### What the task asks
Extract the complete listing and output it unchanged.
+++
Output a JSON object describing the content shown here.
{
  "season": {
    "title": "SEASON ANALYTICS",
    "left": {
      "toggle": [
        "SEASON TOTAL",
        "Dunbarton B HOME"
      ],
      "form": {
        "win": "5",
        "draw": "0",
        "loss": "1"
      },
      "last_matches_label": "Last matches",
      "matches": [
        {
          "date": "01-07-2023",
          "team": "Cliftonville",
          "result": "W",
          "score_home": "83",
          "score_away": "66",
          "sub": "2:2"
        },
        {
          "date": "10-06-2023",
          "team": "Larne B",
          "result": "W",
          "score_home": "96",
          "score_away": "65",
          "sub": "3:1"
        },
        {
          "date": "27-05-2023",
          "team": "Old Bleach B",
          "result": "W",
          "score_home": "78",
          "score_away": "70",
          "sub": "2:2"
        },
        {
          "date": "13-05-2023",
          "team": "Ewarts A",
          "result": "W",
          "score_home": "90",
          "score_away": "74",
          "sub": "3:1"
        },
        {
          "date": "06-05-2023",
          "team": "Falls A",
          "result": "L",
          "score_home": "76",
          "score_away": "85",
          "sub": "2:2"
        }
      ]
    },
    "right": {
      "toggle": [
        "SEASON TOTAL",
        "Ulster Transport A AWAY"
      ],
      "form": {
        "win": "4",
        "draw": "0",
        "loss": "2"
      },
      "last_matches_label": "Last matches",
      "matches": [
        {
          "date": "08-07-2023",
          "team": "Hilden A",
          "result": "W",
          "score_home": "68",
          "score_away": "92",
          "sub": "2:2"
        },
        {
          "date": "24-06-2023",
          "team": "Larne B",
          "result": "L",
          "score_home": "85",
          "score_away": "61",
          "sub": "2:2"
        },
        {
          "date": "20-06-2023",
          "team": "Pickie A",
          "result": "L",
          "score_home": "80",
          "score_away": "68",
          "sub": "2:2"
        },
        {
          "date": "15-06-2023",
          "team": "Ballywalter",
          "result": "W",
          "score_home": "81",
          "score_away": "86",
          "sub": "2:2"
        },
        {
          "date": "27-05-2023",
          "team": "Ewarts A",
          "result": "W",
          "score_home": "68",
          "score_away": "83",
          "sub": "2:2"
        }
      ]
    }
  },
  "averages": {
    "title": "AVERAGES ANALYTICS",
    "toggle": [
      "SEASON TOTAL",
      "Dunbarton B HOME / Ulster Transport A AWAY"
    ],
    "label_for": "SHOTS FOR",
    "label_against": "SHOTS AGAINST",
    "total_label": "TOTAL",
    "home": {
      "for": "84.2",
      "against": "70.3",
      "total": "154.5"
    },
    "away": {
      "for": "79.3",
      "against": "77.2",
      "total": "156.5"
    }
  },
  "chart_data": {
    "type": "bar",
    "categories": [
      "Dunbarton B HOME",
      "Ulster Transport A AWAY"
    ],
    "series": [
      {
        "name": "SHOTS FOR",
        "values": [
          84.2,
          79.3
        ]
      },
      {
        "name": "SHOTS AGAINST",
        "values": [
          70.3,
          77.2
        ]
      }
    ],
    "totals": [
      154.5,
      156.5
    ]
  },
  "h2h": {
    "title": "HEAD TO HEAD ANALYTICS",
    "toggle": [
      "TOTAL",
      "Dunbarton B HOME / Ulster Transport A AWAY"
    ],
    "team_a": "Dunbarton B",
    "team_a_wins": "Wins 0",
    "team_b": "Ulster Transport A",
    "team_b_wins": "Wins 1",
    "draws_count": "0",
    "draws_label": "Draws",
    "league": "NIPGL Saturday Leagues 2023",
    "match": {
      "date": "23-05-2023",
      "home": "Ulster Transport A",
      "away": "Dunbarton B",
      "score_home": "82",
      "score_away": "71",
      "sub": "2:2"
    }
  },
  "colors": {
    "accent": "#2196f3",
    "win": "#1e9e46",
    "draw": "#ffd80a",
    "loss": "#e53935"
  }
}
+++
### Task answer
Output a JSON object describing the content shown here.
{
  "season": {
    "title": "SEASON ANALYTICS",
    "left": {
      "toggle": [
        "SEASON TOTAL",
        "Dunbarton B HOME"
      ],
      "form": {
        "win": "5",
        "draw": "0",
        "loss": "1"
      },
      "last_matches_label": "Last matches",
      "matches": [
        {
          "date": "01-07-2023",
          "team": "Cliftonville",
          "result": "W",
          "score_home": "83",
          "score_away": "66",
          "sub": "2:2"
        },
        {
          "date": "10-06-2023",
          "team": "Larne B",
          "result": "W",
          "score_home": "96",
          "score_away": "65",
          "sub": "3:1"
        },
        {
          "date": "27-05-2023",
          "team": "Old Bleach B",
          "result": "W",
          "score_home": "78",
          "score_away": "70",
          "sub": "2:2"
        },
        {
          "date": "13-05-2023",
          "team": "Ewarts A",
          "result": "W",
          "score_home": "90",
          "score_away": "74",
          "sub": "3:1"
        },
        {
          "date": "06-05-2023",
          "team": "Falls A",
          "result": "L",
          "score_home": "76",
          "score_away": "85",
          "sub": "2:2"
        }
      ]
    },
    "right": {
      "toggle": [
        "SEASON TOTAL",
        "Ulster Transport A AWAY"
      ],
      "form": {
        "win": "4",
        "draw": "0",
        "loss": "2"
      },
      "last_matches_label": "Last matches",
      "matches": [
        {
          "date": "08-07-2023",
          "team": "Hilden A",
          "result": "W",
          "score_home": "68",
          "score_away": "92",
          "sub": "2:2"
        },
        {
          "date": "24-06-2023",
          "team": "Larne B",
          "result": "L",
          "score_home": "85",
          "score_away": "61",
          "sub": "2:2"
        },
        {
          "date": "20-06-2023",
          "team": "Pickie A",
          "result": "L",
          "score_home": "80",
          "score_away": "68",
          "sub": "2:2"
        },
        {
          "date": "15-06-2023",
          "team": "Ballywalter",
          "result": "W",
          "score_home": "81",
          "score_away": "86",
          "sub": "2:2"
        },
        {
          "date": "27-05-2023",
          "team": "Ewarts A",
          "result": "W",
          "score_home": "68",
          "score_away": "83",
          "sub": "2:2"
        }
      ]
    }
  },
  "averages": {
    "title": "AVERAGES ANALYTICS",
    "toggle": [
      "SEASON TOTAL",
      "Dunbarton B HOME / Ulster Transport A AWAY"
    ],
    "label_for": "SHOTS FOR",
    "label_against": "SHOTS AGAINST",
    "total_label": "TOTAL",
    "home": {
      "for": "84.2",
      "against": "70.3",
      "total": "154.5"
    },
    "away": {
      "for": "79.3",
      "against": "77.2",
      "total": "156.5"
    }
  },
  "chart_data": {
    "type": "bar",
    "categories": [
      "Dunbarton B HOME",
      "Ulster Transport A AWAY"
    ],
    "series": [
      {
        "name": "SHOTS FOR",
        "values": [
          84.2,
          79.3
        ]
      },
      {
        "name": "SHOTS AGAINST",
        "values": [
          70.3,
          77.2
        ]
      }
    ],
    "totals": [
      154.5,
      156.5
    ]
  },
  "h2h": {
    "title": "HEAD TO HEAD ANALYTICS",
    "toggle": [
      "TOTAL",
      "Dunbarton B HOME / Ulster Transport A AWAY"
    ],
    "team_a": "Dunbarton B",
    "team_a_wins": "Wins 0",
    "team_b": "Ulster Transport A",
    "team_b_wins": "Wins 1",
    "draws_count": "0",
    "draws_label": "Draws",
    "league": "NIPGL Saturday Leagues 2023",
    "match": {
      "date": "23-05-2023",
      "home": "Ulster Transport A",
      "away": "Dunbarton B",
      "score_home": "82",
      "score_away": "71",
      "sub": "2:2"
    }
  },
  "colors": {
    "accent": "#2196f3",
    "win": "#1e9e46",
    "draw": "#ffd80a",
    "loss": "#e53935"
  }
}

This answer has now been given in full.